> **SET EXERCISE**: Copy out every line that contains "makers".

> **INPUT**:
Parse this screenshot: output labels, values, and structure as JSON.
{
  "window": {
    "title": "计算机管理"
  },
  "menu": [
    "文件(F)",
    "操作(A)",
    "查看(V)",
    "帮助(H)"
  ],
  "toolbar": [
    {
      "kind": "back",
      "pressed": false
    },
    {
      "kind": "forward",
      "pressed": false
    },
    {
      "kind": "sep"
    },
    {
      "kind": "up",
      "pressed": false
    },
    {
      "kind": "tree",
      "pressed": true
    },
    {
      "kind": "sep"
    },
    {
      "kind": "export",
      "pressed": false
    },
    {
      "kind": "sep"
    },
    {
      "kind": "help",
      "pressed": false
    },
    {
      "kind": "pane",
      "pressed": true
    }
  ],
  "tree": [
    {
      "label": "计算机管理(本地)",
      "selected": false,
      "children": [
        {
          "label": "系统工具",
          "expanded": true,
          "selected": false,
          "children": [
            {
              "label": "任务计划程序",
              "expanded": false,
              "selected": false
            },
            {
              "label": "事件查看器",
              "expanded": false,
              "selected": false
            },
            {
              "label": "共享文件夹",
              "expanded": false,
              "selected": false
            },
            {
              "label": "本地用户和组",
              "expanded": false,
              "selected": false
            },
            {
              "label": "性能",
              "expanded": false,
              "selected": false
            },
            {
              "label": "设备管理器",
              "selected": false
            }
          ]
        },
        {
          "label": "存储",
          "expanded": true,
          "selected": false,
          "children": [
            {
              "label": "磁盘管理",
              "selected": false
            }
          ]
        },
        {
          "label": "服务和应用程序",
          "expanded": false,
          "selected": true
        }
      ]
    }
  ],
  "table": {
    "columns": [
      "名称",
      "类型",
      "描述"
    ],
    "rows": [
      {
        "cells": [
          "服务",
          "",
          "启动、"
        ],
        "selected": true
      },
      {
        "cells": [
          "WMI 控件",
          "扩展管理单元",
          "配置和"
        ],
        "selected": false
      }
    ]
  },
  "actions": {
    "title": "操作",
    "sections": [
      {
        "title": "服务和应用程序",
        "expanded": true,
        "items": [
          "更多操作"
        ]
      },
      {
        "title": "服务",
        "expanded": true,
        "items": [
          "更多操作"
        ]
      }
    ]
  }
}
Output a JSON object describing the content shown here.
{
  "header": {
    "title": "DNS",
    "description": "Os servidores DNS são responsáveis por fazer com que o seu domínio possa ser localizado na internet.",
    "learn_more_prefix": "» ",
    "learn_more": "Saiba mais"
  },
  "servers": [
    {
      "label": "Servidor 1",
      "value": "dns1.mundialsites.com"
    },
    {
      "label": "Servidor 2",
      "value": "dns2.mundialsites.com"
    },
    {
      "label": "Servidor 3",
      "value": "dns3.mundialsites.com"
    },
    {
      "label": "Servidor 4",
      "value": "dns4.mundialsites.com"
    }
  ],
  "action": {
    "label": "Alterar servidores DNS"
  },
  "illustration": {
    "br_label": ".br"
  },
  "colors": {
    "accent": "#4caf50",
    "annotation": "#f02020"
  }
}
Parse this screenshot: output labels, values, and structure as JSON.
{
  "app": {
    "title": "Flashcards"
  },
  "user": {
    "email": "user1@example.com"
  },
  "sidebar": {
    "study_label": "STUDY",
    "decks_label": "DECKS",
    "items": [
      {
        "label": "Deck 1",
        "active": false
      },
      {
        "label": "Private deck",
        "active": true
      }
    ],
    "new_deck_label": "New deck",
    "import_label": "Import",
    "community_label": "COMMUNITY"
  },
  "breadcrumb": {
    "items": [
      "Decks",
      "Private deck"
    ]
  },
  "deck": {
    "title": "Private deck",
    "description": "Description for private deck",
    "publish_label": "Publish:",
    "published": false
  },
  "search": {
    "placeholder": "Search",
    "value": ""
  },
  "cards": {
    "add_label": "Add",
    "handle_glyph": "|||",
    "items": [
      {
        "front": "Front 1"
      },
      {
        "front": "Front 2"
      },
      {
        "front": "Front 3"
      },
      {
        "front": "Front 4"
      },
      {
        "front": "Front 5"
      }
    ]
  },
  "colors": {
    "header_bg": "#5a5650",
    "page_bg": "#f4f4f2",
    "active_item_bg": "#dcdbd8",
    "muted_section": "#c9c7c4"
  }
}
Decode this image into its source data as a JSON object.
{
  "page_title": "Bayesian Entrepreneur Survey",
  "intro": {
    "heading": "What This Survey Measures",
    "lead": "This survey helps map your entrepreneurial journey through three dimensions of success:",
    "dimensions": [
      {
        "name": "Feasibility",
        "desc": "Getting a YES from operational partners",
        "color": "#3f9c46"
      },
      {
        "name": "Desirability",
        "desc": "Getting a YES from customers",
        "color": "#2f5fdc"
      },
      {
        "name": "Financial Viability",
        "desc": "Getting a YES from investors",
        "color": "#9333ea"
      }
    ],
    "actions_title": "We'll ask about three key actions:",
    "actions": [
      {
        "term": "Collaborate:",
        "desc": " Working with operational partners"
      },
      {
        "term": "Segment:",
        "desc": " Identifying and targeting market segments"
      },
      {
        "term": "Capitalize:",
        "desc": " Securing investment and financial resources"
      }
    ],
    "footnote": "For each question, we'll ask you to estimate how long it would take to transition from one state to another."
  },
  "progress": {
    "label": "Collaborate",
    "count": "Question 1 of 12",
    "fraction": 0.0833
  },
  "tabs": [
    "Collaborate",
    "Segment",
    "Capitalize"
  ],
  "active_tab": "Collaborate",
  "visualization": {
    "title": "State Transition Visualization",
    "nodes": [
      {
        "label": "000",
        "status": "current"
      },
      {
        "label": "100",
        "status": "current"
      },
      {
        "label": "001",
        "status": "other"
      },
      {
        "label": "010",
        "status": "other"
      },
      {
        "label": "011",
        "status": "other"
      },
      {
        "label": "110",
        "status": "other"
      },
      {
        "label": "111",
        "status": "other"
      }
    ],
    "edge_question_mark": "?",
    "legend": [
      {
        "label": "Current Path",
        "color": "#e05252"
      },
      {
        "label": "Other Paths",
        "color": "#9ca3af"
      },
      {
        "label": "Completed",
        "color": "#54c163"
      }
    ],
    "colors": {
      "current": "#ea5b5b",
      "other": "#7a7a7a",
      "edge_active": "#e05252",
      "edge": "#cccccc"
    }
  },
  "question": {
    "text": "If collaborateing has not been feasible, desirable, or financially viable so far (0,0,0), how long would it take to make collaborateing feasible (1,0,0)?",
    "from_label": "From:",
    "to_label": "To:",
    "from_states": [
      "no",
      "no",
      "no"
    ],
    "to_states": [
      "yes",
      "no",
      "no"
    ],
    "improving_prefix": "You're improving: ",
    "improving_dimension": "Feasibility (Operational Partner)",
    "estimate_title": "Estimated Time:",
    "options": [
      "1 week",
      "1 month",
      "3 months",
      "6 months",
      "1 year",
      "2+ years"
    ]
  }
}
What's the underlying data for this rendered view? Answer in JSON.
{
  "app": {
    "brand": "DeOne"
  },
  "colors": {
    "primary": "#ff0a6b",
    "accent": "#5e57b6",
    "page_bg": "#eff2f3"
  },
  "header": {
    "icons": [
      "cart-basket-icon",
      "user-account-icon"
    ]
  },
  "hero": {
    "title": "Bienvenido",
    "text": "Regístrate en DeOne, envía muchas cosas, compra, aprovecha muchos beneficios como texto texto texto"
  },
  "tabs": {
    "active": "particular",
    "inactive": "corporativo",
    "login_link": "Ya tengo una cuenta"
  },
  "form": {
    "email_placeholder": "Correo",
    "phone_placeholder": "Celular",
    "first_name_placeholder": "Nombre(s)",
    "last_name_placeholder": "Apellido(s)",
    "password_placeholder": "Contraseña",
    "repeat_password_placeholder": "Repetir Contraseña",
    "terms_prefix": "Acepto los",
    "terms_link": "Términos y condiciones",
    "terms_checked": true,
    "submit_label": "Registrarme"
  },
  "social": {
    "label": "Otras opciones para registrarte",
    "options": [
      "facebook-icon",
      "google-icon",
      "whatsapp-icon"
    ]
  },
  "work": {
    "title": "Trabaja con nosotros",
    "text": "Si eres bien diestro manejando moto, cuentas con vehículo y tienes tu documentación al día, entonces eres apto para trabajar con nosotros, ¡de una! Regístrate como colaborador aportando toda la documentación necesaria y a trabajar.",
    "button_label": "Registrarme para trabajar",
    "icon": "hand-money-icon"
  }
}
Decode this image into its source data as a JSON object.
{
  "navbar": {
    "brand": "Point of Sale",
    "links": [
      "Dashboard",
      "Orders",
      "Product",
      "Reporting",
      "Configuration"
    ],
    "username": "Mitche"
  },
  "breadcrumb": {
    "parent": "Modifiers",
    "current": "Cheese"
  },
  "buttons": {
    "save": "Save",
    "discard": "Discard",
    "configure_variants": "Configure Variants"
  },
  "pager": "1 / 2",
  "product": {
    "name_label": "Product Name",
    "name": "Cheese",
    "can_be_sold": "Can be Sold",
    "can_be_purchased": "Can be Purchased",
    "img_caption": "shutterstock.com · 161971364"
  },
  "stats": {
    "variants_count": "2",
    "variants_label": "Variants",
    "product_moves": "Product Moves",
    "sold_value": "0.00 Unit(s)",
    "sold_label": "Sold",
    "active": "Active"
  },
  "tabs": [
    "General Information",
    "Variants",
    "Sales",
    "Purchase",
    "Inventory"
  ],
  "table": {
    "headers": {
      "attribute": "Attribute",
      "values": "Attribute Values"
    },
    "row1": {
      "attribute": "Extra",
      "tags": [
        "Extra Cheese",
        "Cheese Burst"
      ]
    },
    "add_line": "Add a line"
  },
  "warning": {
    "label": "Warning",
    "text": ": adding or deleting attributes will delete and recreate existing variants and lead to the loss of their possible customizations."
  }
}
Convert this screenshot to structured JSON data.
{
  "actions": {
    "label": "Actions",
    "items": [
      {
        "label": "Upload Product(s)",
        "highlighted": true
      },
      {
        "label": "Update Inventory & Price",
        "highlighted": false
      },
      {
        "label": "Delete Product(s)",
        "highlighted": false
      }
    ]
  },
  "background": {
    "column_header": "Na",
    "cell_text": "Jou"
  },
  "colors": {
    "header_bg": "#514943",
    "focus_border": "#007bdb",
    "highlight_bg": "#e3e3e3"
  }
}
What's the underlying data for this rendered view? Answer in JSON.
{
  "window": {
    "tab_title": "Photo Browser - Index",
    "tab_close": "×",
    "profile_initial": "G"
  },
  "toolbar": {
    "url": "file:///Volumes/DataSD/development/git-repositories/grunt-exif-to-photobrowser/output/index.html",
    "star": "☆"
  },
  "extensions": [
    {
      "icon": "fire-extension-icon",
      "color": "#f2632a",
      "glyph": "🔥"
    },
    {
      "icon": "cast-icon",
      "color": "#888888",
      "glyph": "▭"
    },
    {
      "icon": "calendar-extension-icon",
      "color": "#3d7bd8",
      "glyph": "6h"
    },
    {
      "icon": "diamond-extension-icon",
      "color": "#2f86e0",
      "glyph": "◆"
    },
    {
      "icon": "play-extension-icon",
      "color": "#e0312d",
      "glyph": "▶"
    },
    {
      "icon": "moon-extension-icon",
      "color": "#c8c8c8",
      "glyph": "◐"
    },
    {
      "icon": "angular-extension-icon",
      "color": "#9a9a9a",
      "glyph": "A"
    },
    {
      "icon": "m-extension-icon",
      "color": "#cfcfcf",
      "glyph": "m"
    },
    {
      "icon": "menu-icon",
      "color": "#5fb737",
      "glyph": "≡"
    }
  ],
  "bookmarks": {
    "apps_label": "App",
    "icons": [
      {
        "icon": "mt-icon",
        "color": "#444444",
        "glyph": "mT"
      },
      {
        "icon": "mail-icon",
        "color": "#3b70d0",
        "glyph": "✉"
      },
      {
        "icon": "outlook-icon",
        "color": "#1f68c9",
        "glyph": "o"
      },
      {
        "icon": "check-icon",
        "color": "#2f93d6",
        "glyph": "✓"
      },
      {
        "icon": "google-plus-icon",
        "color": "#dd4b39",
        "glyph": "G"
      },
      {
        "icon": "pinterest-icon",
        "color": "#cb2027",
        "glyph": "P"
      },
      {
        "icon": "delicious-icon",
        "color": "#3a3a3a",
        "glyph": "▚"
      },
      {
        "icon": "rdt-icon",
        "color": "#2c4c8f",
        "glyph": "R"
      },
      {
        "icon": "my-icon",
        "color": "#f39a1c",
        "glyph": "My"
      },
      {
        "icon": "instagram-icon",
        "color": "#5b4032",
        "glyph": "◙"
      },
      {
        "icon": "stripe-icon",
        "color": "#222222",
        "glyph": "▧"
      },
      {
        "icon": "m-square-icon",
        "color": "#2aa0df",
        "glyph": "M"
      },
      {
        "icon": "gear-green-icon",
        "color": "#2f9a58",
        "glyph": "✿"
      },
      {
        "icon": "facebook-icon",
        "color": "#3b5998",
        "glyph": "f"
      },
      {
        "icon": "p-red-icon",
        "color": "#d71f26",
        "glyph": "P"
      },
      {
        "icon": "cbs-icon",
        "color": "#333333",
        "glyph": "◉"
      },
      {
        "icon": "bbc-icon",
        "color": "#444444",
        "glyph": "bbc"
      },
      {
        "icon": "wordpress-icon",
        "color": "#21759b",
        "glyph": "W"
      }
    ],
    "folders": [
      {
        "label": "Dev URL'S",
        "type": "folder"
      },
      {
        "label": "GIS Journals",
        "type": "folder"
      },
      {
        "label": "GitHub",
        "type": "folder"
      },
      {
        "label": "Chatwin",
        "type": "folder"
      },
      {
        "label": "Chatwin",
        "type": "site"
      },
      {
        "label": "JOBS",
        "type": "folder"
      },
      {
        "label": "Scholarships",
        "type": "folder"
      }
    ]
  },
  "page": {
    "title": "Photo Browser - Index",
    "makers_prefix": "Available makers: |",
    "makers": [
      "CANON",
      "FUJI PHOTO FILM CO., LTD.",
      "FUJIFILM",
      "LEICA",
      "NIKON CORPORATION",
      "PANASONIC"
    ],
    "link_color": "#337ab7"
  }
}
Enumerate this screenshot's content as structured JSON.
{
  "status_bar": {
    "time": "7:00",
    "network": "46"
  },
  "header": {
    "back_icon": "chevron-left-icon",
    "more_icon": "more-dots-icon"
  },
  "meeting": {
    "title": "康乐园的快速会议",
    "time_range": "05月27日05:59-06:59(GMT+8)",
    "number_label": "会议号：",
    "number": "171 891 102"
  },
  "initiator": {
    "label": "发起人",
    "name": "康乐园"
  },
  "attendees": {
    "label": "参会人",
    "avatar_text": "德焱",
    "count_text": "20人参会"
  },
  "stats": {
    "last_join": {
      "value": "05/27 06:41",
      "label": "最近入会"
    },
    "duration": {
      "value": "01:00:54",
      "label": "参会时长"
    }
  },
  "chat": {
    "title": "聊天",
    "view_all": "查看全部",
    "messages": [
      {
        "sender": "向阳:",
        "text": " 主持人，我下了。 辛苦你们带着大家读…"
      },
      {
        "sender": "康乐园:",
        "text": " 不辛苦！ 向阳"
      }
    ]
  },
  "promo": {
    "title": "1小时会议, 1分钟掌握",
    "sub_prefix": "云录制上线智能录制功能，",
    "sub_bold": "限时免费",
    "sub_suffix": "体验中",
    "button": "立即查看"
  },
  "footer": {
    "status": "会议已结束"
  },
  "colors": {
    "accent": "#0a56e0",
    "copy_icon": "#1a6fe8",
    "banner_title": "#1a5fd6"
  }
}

> **RESULT FOR THIS TASK**:
    "makers_prefix": "Available makers: |",
    "makers": [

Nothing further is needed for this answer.